DATA ROWS:
— Begin —

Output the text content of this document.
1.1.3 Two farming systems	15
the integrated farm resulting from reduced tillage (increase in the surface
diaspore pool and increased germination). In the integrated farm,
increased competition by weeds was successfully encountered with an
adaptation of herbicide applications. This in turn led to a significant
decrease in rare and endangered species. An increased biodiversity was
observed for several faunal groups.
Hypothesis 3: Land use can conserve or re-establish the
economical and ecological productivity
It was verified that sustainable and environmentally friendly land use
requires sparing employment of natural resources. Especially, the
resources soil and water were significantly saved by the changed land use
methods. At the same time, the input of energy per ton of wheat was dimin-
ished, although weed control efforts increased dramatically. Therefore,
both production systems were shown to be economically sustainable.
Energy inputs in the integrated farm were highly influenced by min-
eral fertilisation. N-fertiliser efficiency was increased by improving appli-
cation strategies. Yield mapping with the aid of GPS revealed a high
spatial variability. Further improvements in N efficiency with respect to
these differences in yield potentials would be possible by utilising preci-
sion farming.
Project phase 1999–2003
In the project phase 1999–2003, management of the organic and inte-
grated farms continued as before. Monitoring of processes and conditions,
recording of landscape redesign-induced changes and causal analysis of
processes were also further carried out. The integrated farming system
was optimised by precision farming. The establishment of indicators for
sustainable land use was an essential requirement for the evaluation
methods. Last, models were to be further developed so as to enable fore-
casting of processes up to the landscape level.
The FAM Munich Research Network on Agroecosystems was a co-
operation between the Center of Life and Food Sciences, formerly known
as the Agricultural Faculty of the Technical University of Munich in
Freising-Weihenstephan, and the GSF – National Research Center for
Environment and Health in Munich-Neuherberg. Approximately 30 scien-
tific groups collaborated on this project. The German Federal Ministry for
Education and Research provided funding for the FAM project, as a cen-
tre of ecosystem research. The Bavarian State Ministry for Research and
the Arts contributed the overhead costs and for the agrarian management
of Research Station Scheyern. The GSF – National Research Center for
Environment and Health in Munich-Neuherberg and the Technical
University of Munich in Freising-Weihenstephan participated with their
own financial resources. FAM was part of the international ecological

— End —

STATED EXERCISE: Find every line above that contains the word "with", and return each one.

EXERCISE OUTPUT:
increased competition by weeds was successfully encountered with an
cation strategies. Yield mapping with the aid of GPS revealed a high
spatial variability. Further improvements in N efficiency with respect to
University of Munich in Freising-Weihenstephan participated with their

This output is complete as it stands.